■ **What you need to do**
Reproduce all entries precisely, down to the last character.

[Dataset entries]
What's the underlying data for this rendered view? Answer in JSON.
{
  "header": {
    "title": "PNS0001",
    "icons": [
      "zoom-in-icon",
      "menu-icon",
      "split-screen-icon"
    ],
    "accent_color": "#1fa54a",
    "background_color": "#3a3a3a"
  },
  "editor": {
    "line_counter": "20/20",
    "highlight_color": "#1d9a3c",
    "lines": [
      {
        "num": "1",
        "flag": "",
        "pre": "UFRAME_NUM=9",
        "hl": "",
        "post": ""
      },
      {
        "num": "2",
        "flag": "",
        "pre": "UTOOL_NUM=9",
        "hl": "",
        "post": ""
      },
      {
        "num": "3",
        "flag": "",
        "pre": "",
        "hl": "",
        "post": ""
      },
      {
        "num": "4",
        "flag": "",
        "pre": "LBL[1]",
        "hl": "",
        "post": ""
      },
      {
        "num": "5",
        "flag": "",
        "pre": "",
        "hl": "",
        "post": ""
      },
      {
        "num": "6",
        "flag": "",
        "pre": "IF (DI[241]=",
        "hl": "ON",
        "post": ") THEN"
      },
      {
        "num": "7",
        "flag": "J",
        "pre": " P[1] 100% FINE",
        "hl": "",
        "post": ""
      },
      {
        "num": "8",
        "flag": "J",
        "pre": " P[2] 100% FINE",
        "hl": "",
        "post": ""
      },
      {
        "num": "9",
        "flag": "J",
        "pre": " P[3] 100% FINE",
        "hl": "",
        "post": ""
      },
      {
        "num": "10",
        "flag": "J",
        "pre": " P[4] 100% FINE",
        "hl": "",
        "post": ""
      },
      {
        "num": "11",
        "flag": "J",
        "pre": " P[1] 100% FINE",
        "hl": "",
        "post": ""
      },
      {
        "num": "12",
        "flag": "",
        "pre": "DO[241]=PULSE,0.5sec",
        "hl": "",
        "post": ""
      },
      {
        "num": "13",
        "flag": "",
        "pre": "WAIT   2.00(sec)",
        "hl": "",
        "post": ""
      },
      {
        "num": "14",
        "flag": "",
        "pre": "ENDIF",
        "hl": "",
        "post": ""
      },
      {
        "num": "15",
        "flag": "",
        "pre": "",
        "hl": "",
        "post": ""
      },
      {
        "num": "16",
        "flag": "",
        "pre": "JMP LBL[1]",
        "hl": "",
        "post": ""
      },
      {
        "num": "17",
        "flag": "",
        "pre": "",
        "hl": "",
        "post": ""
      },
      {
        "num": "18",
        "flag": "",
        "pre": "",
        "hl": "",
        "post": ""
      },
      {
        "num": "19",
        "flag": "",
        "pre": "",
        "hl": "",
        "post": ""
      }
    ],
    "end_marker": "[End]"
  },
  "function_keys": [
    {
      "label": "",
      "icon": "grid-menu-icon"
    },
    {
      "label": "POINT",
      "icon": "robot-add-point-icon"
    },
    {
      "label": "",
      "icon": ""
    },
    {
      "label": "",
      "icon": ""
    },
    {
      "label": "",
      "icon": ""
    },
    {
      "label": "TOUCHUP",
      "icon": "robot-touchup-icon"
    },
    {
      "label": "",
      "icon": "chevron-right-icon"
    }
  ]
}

■ **Response for this exercise**
What's the underlying data for this rendered view? Answer in JSON.
{
  "header": {
    "title": "PNS0001",
    "icons": [
      "zoom-in-icon",
      "menu-icon",
      "split-screen-icon"
    ],
    "accent_color": "#1fa54a",
    "background_color": "#3a3a3a"
  },
  "editor": {
    "line_counter": "20/20",
    "highlight_color": "#1d9a3c",
    "lines": [
      {
        "num": "1",
        "flag": "",
        "pre": "UFRAME_NUM=9",
        "hl": "",
        "post": ""
      },
      {
        "num": "2",
        "flag": "",
        "pre": "UTOOL_NUM=9",
        "hl": "",
        "post": ""
      },
      {
        "num": "3",
        "flag": "",
        "pre": "",
        "hl": "",
        "post": ""
      },
      {
        "num": "4",
        "flag": "",
        "pre": "LBL[1]",
        "hl": "",
        "post": ""
      },
      {
        "num": "5",
        "flag": "",
        "pre": "",
        "hl": "",
        "post": ""
      },
      {
        "num": "6",
        "flag": "",
        "pre": "IF (DI[241]=",
        "hl": "ON",
        "post": ") THEN"
      },
      {
        "num": "7",
        "flag": "J",
        "pre": " P[1] 100% FINE",
        "hl": "",
        "post": ""
      },
      {
        "num": "8",
        "flag": "J",
        "pre": " P[2] 100% FINE",
        "hl": "",
        "post": ""
      },
      {
        "num": "9",
        "flag": "J",
        "pre": " P[3] 100% FINE",
        "hl": "",
        "post": ""
      },
      {
        "num": "10",
        "flag": "J",
        "pre": " P[4] 100% FINE",
        "hl": "",
        "post": ""
      },
      {
        "num": "11",
        "flag": "J",
        "pre": " P[1] 100% FINE",
        "hl": "",
        "post": ""
      },
      {
        "num": "12",
        "flag": "",
        "pre": "DO[241]=PULSE,0.5sec",
        "hl": "",
        "post": ""
      },
      {
        "num": "13",
        "flag": "",
        "pre": "WAIT   2.00(sec)",
        "hl": "",
        "post": ""
      },
      {
        "num": "14",
        "flag": "",
        "pre": "ENDIF",
        "hl": "",
        "post": ""
      },
      {
        "num": "15",
        "flag": "",
        "pre": "",
        "hl": "",
        "post": ""
      },
      {
        "num": "16",
        "flag": "",
        "pre": "JMP LBL[1]",
        "hl": "",
        "post": ""
      },
      {
        "num": "17",
        "flag": "",
        "pre": "",
        "hl": "",
        "post": ""
      },
      {
        "num": "18",
        "flag": "",
        "pre": "",
        "hl": "",
        "post": ""
      },
      {
        "num": "19",
        "flag": "",
        "pre": "",
        "hl": "",
        "post": ""
      }
    ],
    "end_marker": "[End]"
  },
  "function_keys": [
    {
      "label": "",
      "icon": "grid-menu-icon"
    },
    {
      "label": "POINT",
      "icon": "robot-add-point-icon"
    },
    {
      "label": "",
      "icon": ""
    },
    {
      "label": "",
      "icon": ""
    },
    {
      "label": "",
      "icon": ""
    },
    {
      "label": "TOUCHUP",
      "icon": "robot-touchup-icon"
    },
    {
      "label": "",
      "icon": "chevron-right-icon"
    }
  ]
}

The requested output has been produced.